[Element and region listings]
════

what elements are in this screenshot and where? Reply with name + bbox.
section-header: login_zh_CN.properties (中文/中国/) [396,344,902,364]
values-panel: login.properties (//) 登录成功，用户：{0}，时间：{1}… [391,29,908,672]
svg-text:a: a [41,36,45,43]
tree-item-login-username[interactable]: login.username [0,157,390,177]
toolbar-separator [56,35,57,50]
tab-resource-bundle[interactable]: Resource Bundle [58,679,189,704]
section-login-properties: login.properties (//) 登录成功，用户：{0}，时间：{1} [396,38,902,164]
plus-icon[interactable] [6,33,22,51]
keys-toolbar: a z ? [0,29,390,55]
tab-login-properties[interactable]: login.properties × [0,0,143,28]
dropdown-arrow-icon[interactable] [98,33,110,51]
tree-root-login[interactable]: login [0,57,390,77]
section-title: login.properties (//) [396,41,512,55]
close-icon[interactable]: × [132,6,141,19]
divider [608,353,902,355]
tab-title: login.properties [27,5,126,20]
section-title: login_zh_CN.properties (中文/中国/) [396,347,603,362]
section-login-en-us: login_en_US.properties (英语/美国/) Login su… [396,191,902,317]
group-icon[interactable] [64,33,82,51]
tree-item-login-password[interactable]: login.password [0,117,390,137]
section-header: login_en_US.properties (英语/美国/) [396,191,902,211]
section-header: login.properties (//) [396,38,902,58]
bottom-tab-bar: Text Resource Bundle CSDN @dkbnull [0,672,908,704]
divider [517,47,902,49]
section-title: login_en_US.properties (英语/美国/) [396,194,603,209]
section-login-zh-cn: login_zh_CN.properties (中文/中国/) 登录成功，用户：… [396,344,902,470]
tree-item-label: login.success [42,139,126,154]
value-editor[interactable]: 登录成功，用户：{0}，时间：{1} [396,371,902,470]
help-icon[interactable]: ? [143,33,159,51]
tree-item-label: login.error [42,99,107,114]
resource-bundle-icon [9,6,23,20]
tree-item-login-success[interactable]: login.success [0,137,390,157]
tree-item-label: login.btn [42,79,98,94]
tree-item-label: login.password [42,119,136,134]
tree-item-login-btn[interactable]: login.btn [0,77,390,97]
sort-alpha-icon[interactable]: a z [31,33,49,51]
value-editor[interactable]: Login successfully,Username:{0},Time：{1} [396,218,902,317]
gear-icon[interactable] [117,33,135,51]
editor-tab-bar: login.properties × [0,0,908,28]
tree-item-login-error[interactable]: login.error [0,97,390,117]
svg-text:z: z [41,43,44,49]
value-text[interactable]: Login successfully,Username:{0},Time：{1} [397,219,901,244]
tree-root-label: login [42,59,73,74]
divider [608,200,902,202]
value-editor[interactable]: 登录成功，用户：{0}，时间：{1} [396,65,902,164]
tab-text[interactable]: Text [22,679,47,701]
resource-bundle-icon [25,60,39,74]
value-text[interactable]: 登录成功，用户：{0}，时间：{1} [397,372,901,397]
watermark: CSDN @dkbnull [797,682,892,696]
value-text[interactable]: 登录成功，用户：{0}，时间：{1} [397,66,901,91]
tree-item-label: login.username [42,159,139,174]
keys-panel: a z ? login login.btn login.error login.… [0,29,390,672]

════

◆ **EXERCISE REQUIREMENTS**:
Copy every one of the lines above without changing a single character.

◆ **RESPONSE**:
what elements are in this screenshot and where? Reply with name + bbox.
section-header: login_zh_CN.properties (中文/中国/) [396,344,902,364]
values-panel: login.properties (//) 登录成功，用户：{0}，时间：{1}… [391,29,908,672]
svg-text:a: a [41,36,45,43]
tree-item-login-username[interactable]: login.username [0,157,390,177]
toolbar-separator [56,35,57,50]
tab-resource-bundle[interactable]: Resource Bundle [58,679,189,704]
section-login-properties: login.properties (//) 登录成功，用户：{0}，时间：{1} [396,38,902,164]
plus-icon[interactable] [6,33,22,51]
keys-toolbar: a z ? [0,29,390,55]
tab-login-properties[interactable]: login.properties × [0,0,143,28]
dropdown-arrow-icon[interactable] [98,33,110,51]
tree-root-login[interactable]: login [0,57,390,77]
section-title: login.properties (//) [396,41,512,55]
close-icon[interactable]: × [132,6,141,19]
divider [608,353,902,355]
tab-title: login.properties [27,5,126,20]
section-title: login_zh_CN.properties (中文/中国/) [396,347,603,362]
section-login-en-us: login_en_US.properties (英语/美国/) Login su… [396,191,902,317]
group-icon[interactable] [64,33,82,51]
tree-item-login-password[interactable]: login.password [0,117,390,137]
section-header: login_en_US.properties (英语/美国/) [396,191,902,211]
section-header: login.properties (//) [396,38,902,58]
bottom-tab-bar: Text Resource Bundle CSDN @dkbnull [0,672,908,704]
divider [517,47,902,49]
section-title: login_en_US.properties (英语/美国/) [396,194,603,209]
section-login-zh-cn: login_zh_CN.properties (中文/中国/) 登录成功，用户：… [396,344,902,470]
tree-item-label: login.success [42,139,126,154]
value-editor[interactable]: 登录成功，用户：{0}，时间：{1} [396,371,902,470]
help-icon[interactable]: ? [143,33,159,51]
tree-item-label: login.error [42,99,107,114]
resource-bundle-icon [9,6,23,20]
tree-item-login-success[interactable]: login.success [0,137,390,157]
tree-item-label: login.btn [42,79,98,94]
tree-item-label: login.password [42,119,136,134]
tree-item-login-btn[interactable]: login.btn [0,77,390,97]
sort-alpha-icon[interactable]: a z [31,33,49,51]
value-editor[interactable]: Login successfully,Username:{0},Time：{1} [396,218,902,317]
gear-icon[interactable] [117,33,135,51]
editor-tab-bar: login.properties × [0,0,908,28]
tree-item-login-error[interactable]: login.error [0,97,390,117]
svg-text:z: z [41,43,44,49]
value-text[interactable]: Login successfully,Username:{0},Time：{1} [397,219,901,244]
tree-root-label: login [42,59,73,74]
divider [608,200,902,202]
value-editor[interactable]: 登录成功，用户：{0}，时间：{1} [396,65,902,164]
tab-text[interactable]: Text [22,679,47,701]
resource-bundle-icon [25,60,39,74]
value-text[interactable]: 登录成功，用户：{0}，时间：{1} [397,372,901,397]
watermark: CSDN @dkbnull [797,682,892,696]
value-text[interactable]: 登录成功，用户：{0}，时间：{1} [397,66,901,91]
tree-item-label: login.username [42,159,139,174]
keys-panel: a z ? login login.btn login.error login.… [0,29,390,672]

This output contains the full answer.